--- Problem statement ---
Here are some entries; quote each one exactly.

begin Task data

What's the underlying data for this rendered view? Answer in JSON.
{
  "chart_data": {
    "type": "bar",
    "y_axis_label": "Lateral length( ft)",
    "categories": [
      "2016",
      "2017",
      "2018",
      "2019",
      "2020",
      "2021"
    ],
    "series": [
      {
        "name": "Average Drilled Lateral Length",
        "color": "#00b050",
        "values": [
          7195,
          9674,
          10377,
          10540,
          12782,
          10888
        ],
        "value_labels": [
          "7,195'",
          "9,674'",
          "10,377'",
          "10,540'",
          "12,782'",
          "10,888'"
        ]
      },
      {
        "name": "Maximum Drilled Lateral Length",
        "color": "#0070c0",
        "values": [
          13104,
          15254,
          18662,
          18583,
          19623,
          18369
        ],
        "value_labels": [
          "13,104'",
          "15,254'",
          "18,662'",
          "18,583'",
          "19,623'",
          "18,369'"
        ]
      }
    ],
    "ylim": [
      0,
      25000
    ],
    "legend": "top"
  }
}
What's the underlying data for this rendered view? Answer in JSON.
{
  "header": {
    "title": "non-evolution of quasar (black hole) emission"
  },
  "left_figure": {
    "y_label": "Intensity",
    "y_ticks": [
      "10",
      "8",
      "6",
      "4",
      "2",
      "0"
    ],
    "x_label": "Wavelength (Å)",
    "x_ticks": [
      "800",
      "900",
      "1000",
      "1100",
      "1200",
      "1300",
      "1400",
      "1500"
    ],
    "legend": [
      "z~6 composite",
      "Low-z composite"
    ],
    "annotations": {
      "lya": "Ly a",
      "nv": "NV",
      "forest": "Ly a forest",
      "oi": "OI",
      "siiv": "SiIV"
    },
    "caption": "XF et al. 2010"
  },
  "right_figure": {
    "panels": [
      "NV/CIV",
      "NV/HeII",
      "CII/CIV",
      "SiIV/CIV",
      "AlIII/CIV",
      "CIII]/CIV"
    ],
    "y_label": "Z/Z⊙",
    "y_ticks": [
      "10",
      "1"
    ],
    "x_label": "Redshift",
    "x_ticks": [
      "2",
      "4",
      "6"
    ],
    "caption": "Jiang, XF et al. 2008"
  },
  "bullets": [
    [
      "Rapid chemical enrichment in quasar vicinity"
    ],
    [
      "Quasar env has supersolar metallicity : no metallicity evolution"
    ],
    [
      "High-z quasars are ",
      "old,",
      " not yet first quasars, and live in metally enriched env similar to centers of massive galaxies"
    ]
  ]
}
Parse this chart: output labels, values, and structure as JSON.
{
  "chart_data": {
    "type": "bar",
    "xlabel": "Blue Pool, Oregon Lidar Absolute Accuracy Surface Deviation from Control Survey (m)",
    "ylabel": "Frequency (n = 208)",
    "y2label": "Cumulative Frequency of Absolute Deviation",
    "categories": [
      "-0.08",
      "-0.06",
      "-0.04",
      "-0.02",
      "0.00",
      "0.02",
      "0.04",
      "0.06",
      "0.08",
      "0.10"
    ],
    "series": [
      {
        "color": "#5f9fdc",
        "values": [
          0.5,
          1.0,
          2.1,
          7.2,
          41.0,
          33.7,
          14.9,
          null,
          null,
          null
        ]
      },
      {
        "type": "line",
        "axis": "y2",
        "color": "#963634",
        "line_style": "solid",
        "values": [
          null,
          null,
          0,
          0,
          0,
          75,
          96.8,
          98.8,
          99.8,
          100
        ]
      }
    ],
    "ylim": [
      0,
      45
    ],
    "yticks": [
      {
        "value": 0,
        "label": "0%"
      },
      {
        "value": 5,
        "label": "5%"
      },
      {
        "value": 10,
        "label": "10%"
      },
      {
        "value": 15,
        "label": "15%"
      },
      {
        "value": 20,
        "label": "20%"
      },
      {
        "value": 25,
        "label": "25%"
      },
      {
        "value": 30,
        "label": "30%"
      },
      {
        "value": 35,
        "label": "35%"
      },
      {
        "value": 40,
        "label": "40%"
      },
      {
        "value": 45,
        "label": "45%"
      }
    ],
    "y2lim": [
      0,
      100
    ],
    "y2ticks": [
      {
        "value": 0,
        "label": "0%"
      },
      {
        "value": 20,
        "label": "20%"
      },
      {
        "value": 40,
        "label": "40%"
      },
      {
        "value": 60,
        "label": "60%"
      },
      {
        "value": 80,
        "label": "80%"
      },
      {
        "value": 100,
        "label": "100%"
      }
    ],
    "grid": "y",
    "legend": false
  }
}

end Task data

--- Exercise output ---
What's the underlying data for this rendered view? Answer in JSON.
{
  "chart_data": {
    "type": "bar",
    "y_axis_label": "Lateral length( ft)",
    "categories": [
      "2016",
      "2017",
      "2018",
      "2019",
      "2020",
      "2021"
    ],
    "series": [
      {
        "name": "Average Drilled Lateral Length",
        "color": "#00b050",
        "values": [
          7195,
          9674,
          10377,
          10540,
          12782,
          10888
        ],
        "value_labels": [
          "7,195'",
          "9,674'",
          "10,377'",
          "10,540'",
          "12,782'",
          "10,888'"
        ]
      },
      {
        "name": "Maximum Drilled Lateral Length",
        "color": "#0070c0",
        "values": [
          13104,
          15254,
          18662,
          18583,
          19623,
          18369
        ],
        "value_labels": [
          "13,104'",
          "15,254'",
          "18,662'",
          "18,583'",
          "19,623'",
          "18,369'"
        ]
      }
    ],
    "ylim": [
      0,
      25000
    ],
    "legend": "top"
  }
}
What's the underlying data for this rendered view? Answer in JSON.
{
  "header": {
    "title": "non-evolution of quasar (black hole) emission"
  },
  "left_figure": {
    "y_label": "Intensity",
    "y_ticks": [
      "10",
      "8",
      "6",
      "4",
      "2",
      "0"
    ],
    "x_label": "Wavelength (Å)",
    "x_ticks": [
      "800",
      "900",
      "1000",
      "1100",
      "1200",
      "1300",
      "1400",
      "1500"
    ],
    "legend": [
      "z~6 composite",
      "Low-z composite"
    ],
    "annotations": {
      "lya": "Ly a",
      "nv": "NV",
      "forest": "Ly a forest",
      "oi": "OI",
      "siiv": "SiIV"
    },
    "caption": "XF et al. 2010"
  },
  "right_figure": {
    "panels": [
      "NV/CIV",
      "NV/HeII",
      "CII/CIV",
      "SiIV/CIV",
      "AlIII/CIV",
      "CIII]/CIV"
    ],
    "y_label": "Z/Z⊙",
    "y_ticks": [
      "10",
      "1"
    ],
    "x_label": "Redshift",
    "x_ticks": [
      "2",
      "4",
      "6"
    ],
    "caption": "Jiang, XF et al. 2008"
  },
  "bullets": [
    [
      "Rapid chemical enrichment in quasar vicinity"
    ],
    [
      "Quasar env has supersolar metallicity : no metallicity evolution"
    ],
    [
      "High-z quasars are ",
      "old,",
      " not yet first quasars, and live in metally enriched env similar to centers of massive galaxies"
    ]
  ]
}
Parse this chart: output labels, values, and structure as JSON.
{
  "chart_data": {
    "type": "bar",
    "xlabel": "Blue Pool, Oregon Lidar Absolute Accuracy Surface Deviation from Control Survey (m)",
    "ylabel": "Frequency (n = 208)",
    "y2label": "Cumulative Frequency of Absolute Deviation",
    "categories": [
      "-0.08",
      "-0.06",
      "-0.04",
      "-0.02",
      "0.00",
      "0.02",
      "0.04",
      "0.06",
      "0.08",
      "0.10"
    ],
    "series": [
      {
        "color": "#5f9fdc",
        "values": [
          0.5,
          1.0,
          2.1,
          7.2,
          41.0,
          33.7,
          14.9,
          null,
          null,
          null
        ]
      },
      {
        "type": "line",
        "axis": "y2",
        "color": "#963634",
        "line_style": "solid",
        "values": [
          null,
          null,
          0,
          0,
          0,
          75,
          96.8,
          98.8,
          99.8,
          100
        ]
      }
    ],
    "ylim": [
      0,
      45
    ],
    "yticks": [
      {
        "value": 0,
        "label": "0%"
      },
      {
        "value": 5,
        "label": "5%"
      },
      {
        "value": 10,
        "label": "10%"
      },
      {
        "value": 15,
        "label": "15%"
      },
      {
        "value": 20,
        "label": "20%"
      },
      {
        "value": 25,
        "label": "25%"
      },
      {
        "value": 30,
        "label": "30%"
      },
      {
        "value": 35,
        "label": "35%"
      },
      {
        "value": 40,
        "label": "40%"
      },
      {
        "value": 45,
        "label": "45%"
      }
    ],
    "y2lim": [
      0,
      100
    ],
    "y2ticks": [
      {
        "value": 0,
        "label": "0%"
      },
      {
        "value": 20,
        "label": "20%"
      },
      {
        "value": 40,
        "label": "40%"
      },
      {
        "value": 60,
        "label": "60%"
      },
      {
        "value": 80,
        "label": "80%"
      },
      {
        "value": 100,
        "label": "100%"
      }
    ],
    "grid": "y",
    "legend": false
  }
}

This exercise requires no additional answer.